## [TEXT SECTION]
----------
Basr Partnership v. United States

Wallach, Circuit Judge, dissenting.

The majority properly recognizes that the real party in interest doctrine has been applied to bar recovery of litigation costs and attorney fees in tax proceedings under Internal Revenue Code ("I.R.C.") § 7430 (2012) and 28 U.S.C. § 2412 (2012), but errs in "agree[ing] with the [U.S. Court of Federal Claims'] determination that 'the ... doctrine is not a bar to recovery' in this case." Maj. Op. 782 (quoting BASR P'ship v. United States , 130 Fed.Cl. 286, 308 (2017) ). In arriving at its conclusion, the majority relies on precedent that is not only inapposite to its reasoning, but that explicitly contradicts it. If, as here, there exists an express agreement making other parties or non-parties liable for a party's litigation costs and attorney fees and providing that they will receive any court award of costs and fees, then those parties and non-parties are the real parties in interest who must demonstrate eligibility for such an award. The Court of Federal Claims, therefore, erred in determining Appellee BASR Partnership ("BASR") is the real party in interest, see BASR , 130 Fed.Cl. at 308, and awarding BASR litigation costs and attorney fees, see id . at 313-14. The proper course is to vacate the Court of Federal Claims' real party in interest determination and remand the case for findings regarding whether the actual real parties in interest, i.e., William F. Pettinati, Sr., Virginia Pettinati, and William F. Pettinati, Jr. (collectively, "the Pettinatis"), who are partners in BASR and liable for the litigation costs and attorney fees arising from this case, satisfy the statutory eligibility requirements for the award of litigation costs and attorney fees under § 7430 and § 2412. Accordingly, I respectfully dissent.
----------
## [DATASET EXTRACT]
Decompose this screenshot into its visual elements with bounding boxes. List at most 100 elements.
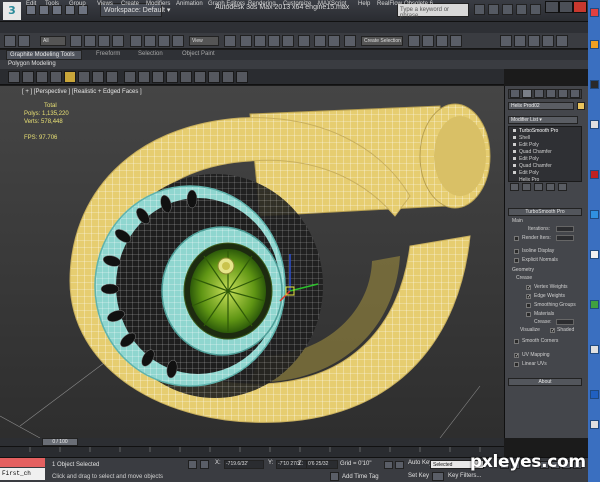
----------
## [PROBLEMS AND TASKS]
A: From the dissent above, list every individual the author identifies as an actual real party in interest.
B: Answer these questions about the dissent, one answer per line:
(i) Which judge wrote the dissent?
(ii) Under which two statutory provisions are the litigation costs and attorney fees sought?
(iii) What short name does the dissent use for the three partners it names?

## [ANSWERS FOR THIS EXERCISE]
A:
William F. Pettinati, Sr.
Virginia Pettinati
William F. Pettinati, Jr.

B:
(i) Wallach, Circuit Judge
(ii) Internal Revenue Code § 7430 and 28 U.S.C. § 2412
(iii) "the Pettinatis"